GOAL:
Below are records; count the lines in them that hold "JSON" and give only the count.

---

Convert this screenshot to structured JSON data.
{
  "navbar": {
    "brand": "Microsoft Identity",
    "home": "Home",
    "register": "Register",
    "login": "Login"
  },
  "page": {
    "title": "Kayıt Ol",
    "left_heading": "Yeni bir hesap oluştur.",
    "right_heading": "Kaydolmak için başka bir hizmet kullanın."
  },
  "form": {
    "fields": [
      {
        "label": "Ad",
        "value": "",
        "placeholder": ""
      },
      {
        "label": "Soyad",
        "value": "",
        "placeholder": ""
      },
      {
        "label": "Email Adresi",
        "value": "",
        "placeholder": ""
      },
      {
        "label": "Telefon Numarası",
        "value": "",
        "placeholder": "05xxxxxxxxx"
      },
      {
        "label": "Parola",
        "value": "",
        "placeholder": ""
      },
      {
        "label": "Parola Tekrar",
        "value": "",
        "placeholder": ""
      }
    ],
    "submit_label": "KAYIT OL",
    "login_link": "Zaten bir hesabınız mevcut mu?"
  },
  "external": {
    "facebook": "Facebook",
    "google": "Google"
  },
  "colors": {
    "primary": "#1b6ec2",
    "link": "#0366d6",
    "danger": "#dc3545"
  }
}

---

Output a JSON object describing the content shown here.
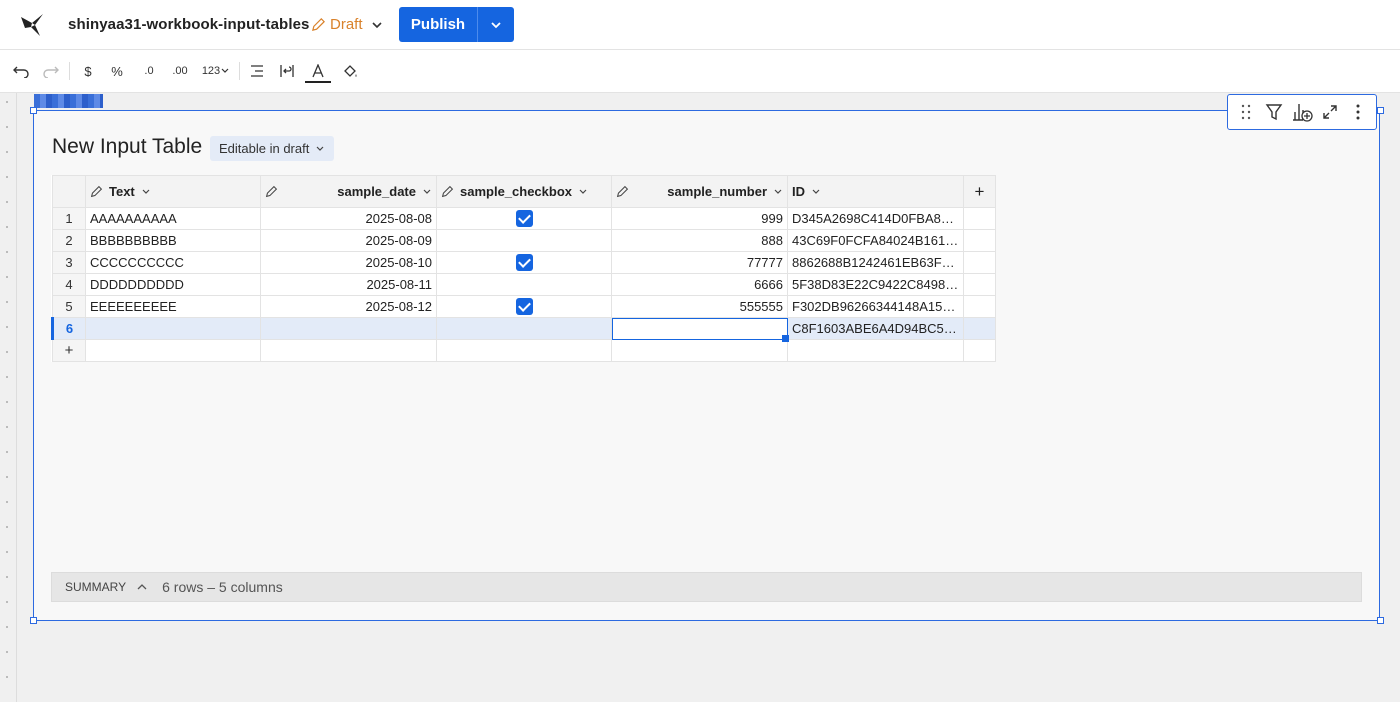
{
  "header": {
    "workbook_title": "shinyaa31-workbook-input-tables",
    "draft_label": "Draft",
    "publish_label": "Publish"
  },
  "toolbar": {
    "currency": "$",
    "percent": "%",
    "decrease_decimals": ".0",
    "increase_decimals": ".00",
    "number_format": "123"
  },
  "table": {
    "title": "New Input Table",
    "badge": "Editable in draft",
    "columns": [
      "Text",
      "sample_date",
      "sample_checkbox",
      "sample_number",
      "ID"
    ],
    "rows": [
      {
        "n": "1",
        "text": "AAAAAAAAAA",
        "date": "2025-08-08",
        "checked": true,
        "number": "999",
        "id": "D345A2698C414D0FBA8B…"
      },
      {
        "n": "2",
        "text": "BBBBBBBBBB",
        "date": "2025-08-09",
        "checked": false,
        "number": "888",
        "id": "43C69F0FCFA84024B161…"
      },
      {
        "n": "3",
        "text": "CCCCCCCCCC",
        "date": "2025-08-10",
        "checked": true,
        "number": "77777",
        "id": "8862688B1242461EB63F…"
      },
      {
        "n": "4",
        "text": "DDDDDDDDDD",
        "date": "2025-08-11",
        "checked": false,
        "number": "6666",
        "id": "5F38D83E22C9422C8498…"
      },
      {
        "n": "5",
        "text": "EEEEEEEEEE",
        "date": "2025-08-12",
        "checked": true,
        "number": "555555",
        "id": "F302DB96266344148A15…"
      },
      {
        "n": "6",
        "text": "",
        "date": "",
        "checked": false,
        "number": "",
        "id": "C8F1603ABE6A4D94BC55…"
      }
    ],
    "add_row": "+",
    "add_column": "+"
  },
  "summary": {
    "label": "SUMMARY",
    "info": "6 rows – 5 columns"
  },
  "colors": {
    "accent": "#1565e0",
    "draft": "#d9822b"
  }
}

---

RESPONSE TO THIS TASK:
2